— Begin Supplied material —
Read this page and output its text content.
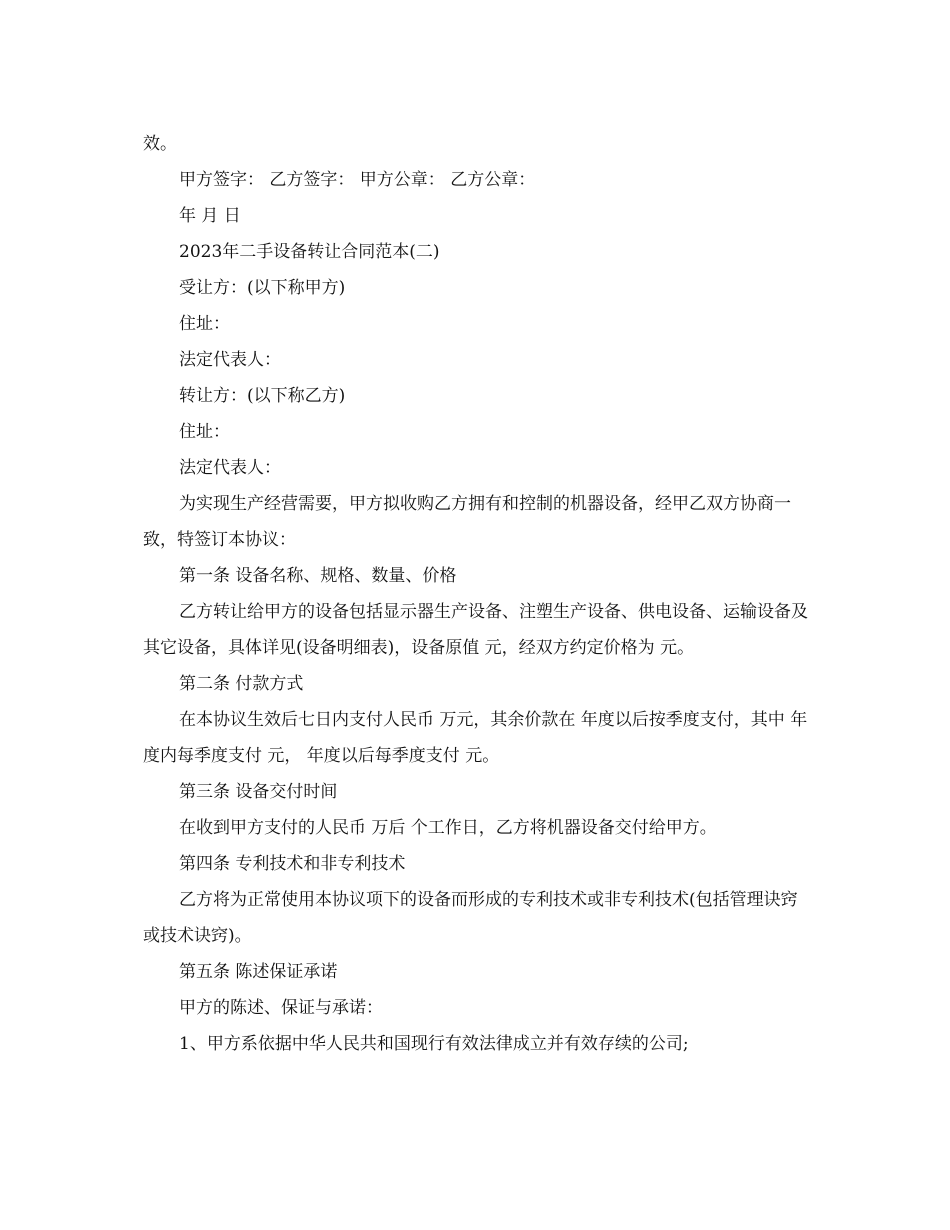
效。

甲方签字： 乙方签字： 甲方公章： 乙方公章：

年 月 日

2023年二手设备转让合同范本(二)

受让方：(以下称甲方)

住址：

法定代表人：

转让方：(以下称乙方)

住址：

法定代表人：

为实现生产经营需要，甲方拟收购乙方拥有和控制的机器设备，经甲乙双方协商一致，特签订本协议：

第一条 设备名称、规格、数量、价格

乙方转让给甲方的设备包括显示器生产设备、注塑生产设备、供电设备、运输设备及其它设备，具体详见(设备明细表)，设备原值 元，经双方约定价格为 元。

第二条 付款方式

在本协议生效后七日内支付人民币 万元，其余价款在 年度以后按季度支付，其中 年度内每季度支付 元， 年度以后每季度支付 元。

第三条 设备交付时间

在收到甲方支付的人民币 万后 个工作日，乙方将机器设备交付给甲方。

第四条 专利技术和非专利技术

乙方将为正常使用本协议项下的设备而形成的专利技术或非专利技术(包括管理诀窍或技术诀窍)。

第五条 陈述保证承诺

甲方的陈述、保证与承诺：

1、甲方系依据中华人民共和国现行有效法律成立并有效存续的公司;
— End Supplied material —
◆ Goal of the exercise: Take the records above and transcribe them exactly, dropping every picture.

◆ Exercise solution:
Read this page and output its text content.
效。

甲方签字： 乙方签字： 甲方公章： 乙方公章：

年 月 日

2023年二手设备转让合同范本(二)

受让方：(以下称甲方)

住址：

法定代表人：

转让方：(以下称乙方)

住址：

法定代表人：

为实现生产经营需要，甲方拟收购乙方拥有和控制的机器设备，经甲乙双方协商一致，特签订本协议：

第一条 设备名称、规格、数量、价格

乙方转让给甲方的设备包括显示器生产设备、注塑生产设备、供电设备、运输设备及其它设备，具体详见(设备明细表)，设备原值 元，经双方约定价格为 元。

第二条 付款方式

在本协议生效后七日内支付人民币 万元，其余价款在 年度以后按季度支付，其中 年度内每季度支付 元， 年度以后每季度支付 元。

第三条 设备交付时间

在收到甲方支付的人民币 万后 个工作日，乙方将机器设备交付给甲方。

第四条 专利技术和非专利技术

乙方将为正常使用本协议项下的设备而形成的专利技术或非专利技术(包括管理诀窍或技术诀窍)。

第五条 陈述保证承诺

甲方的陈述、保证与承诺：

1、甲方系依据中华人民共和国现行有效法律成立并有效存续的公司;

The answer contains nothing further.